▸ **Task objective**
Reproduce all the lines below exactly and omit the images.

··· Recorded information

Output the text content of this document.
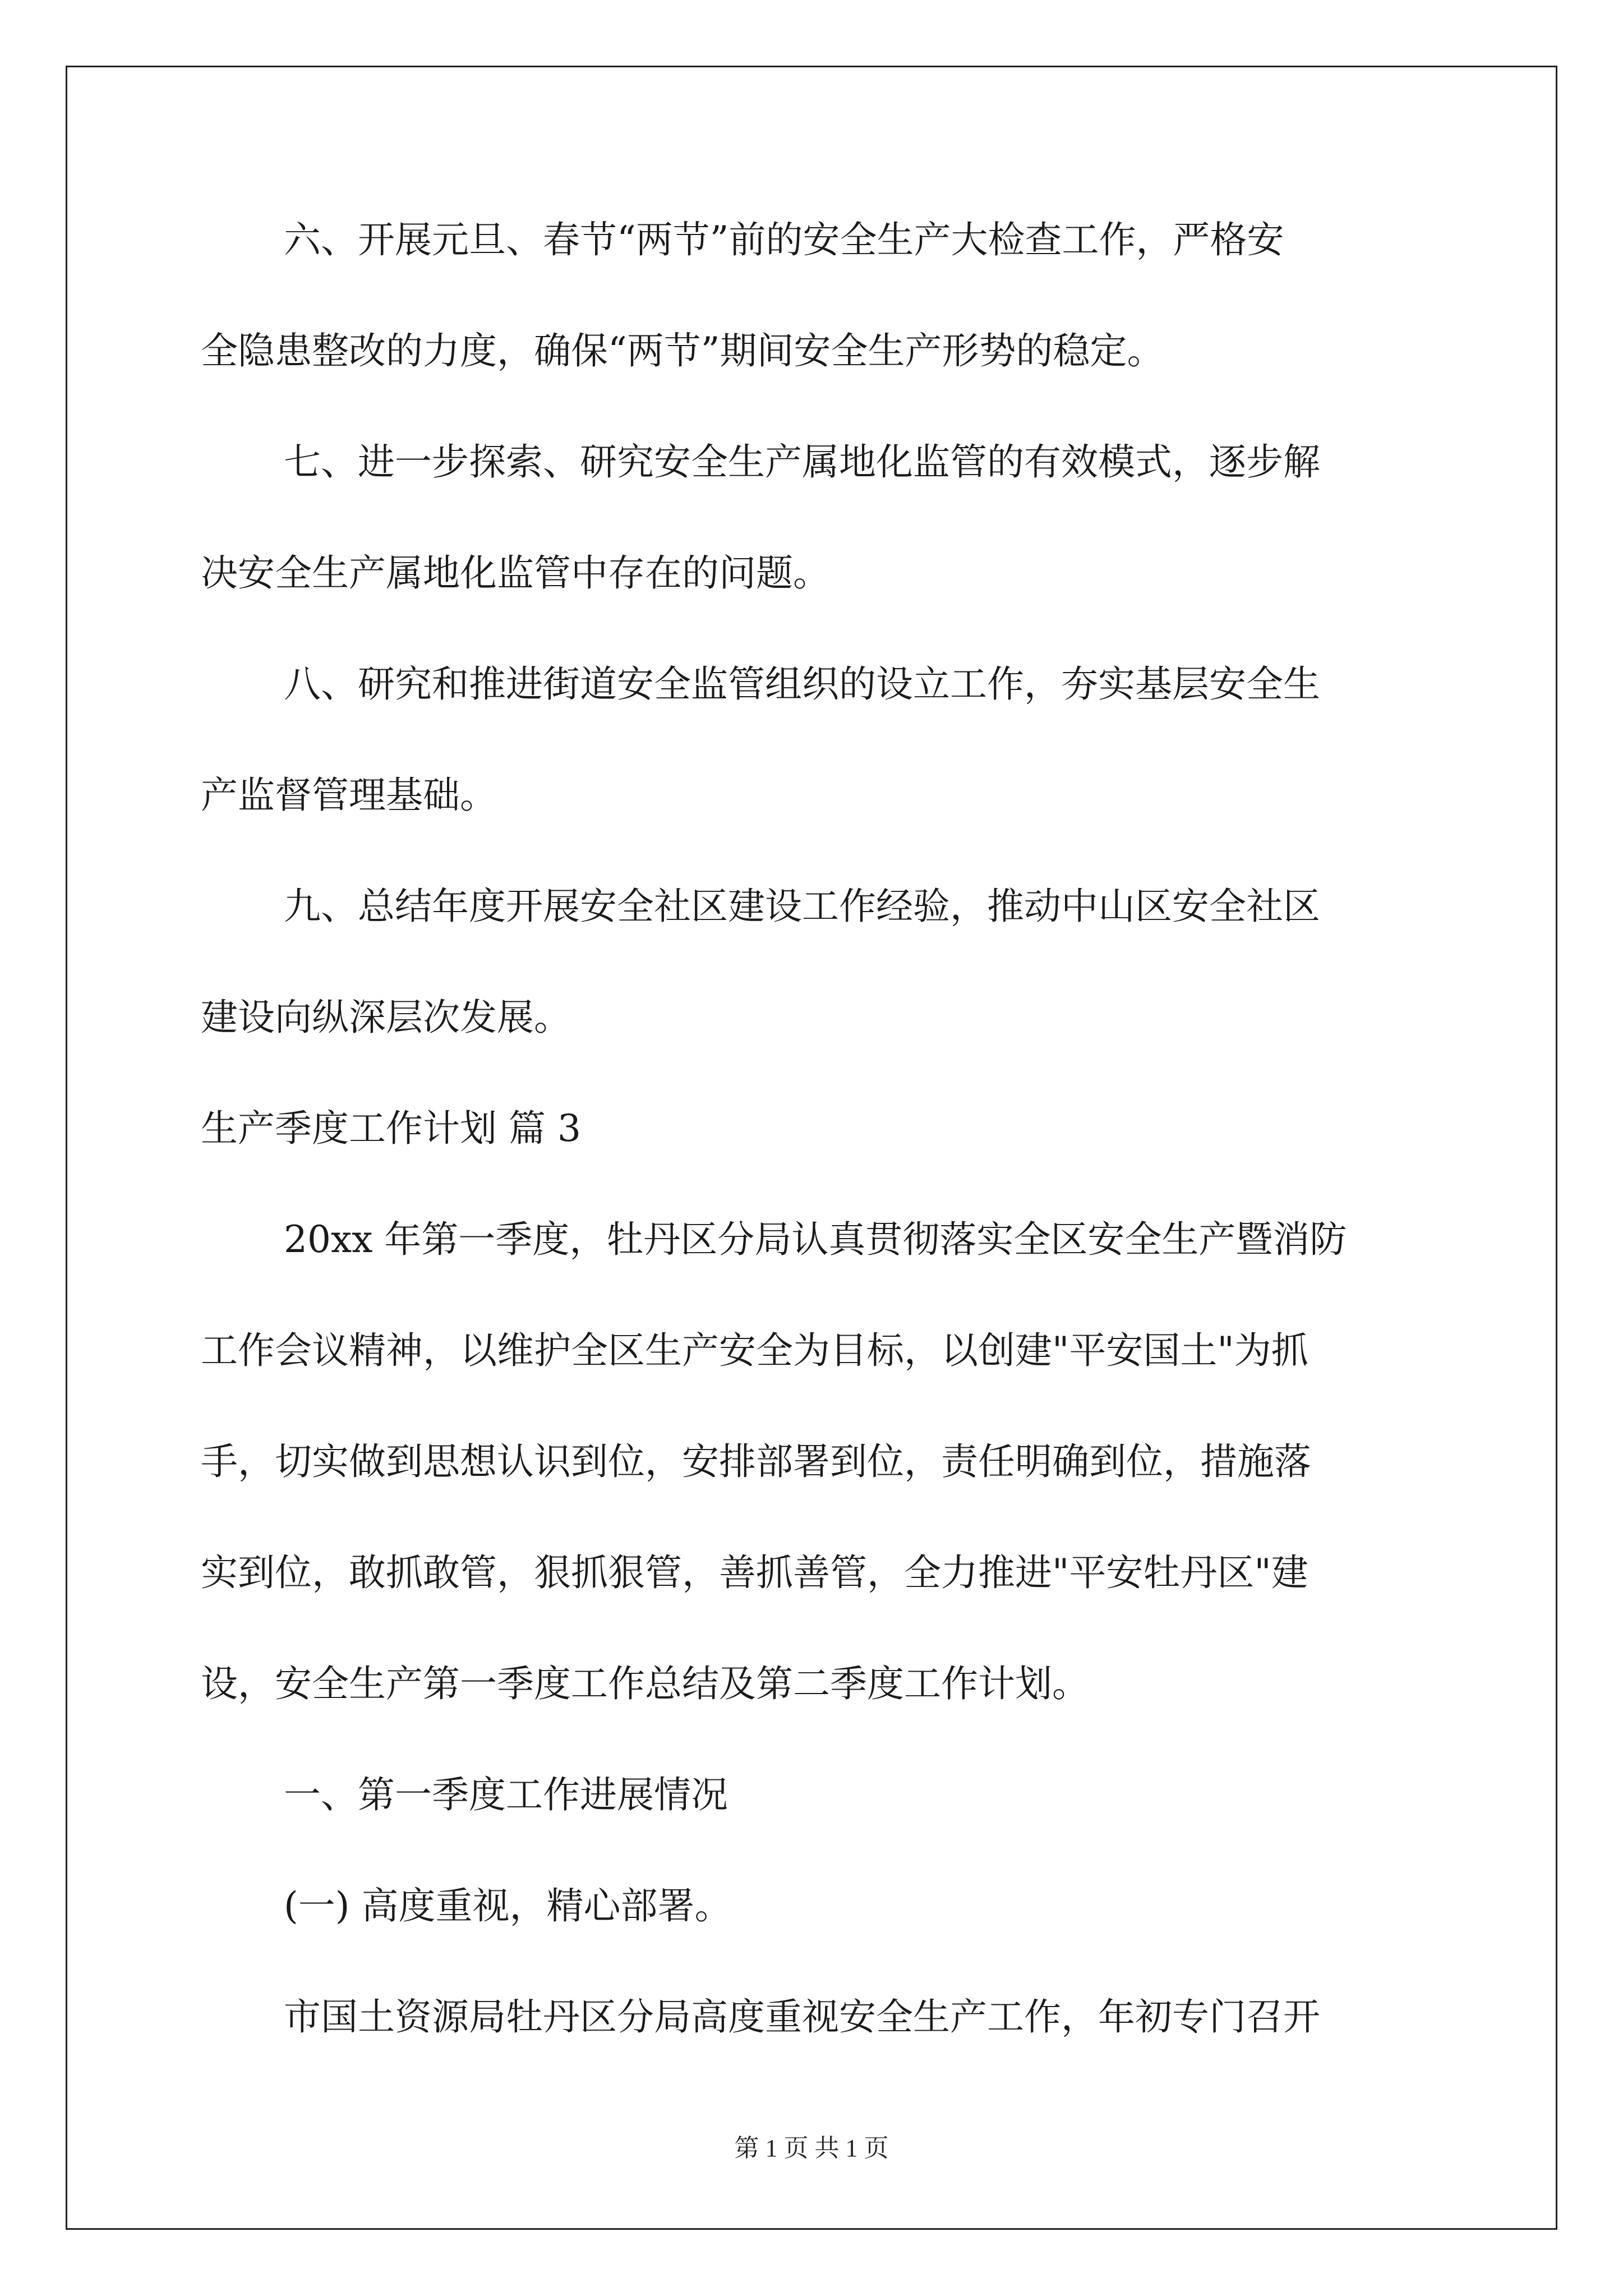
六、开展元旦、春节“两节”前的安全生产大检查工作，严格安
全隐患整改的力度，确保“两节”期间安全生产形势的稳定。
七、进一步探索、研究安全生产属地化监管的有效模式，逐步解
决安全生产属地化监管中存在的问题。
八、研究和推进街道安全监管组织的设立工作，夯实基层安全生
产监督管理基础。
九、总结年度开展安全社区建设工作经验，推动中山区安全社区
建设向纵深层次发展。
生产季度工作计划 篇 3
20xx 年第一季度，牡丹区分局认真贯彻落实全区安全生产暨消防
工作会议精神，以维护全区生产安全为目标，以创建"平安国土"为抓
手，切实做到思想认识到位，安排部署到位，责任明确到位，措施落
实到位，敢抓敢管，狠抓狠管，善抓善管，全力推进"平安牡丹区"建
设，安全生产第一季度工作总结及第二季度工作计划。
一、第一季度工作进展情况
(一) 高度重视，精心部署。
市国土资源局牡丹区分局高度重视安全生产工作，年初专门召开
第 1 页 共 1 页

······

▸ **Output for this exercise**
Output the text content of this document.
六、开展元旦、春节“两节”前的安全生产大检查工作，严格安
全隐患整改的力度，确保“两节”期间安全生产形势的稳定。
七、进一步探索、研究安全生产属地化监管的有效模式，逐步解
决安全生产属地化监管中存在的问题。
八、研究和推进街道安全监管组织的设立工作，夯实基层安全生
产监督管理基础。
九、总结年度开展安全社区建设工作经验，推动中山区安全社区
建设向纵深层次发展。
生产季度工作计划 篇 3
20xx 年第一季度，牡丹区分局认真贯彻落实全区安全生产暨消防
工作会议精神，以维护全区生产安全为目标，以创建"平安国土"为抓
手，切实做到思想认识到位，安排部署到位，责任明确到位，措施落
实到位，敢抓敢管，狠抓狠管，善抓善管，全力推进"平安牡丹区"建
设，安全生产第一季度工作总结及第二季度工作计划。
一、第一季度工作进展情况
(一) 高度重视，精心部署。
市国土资源局牡丹区分局高度重视安全生产工作，年初专门召开
第 1 页 共 1 页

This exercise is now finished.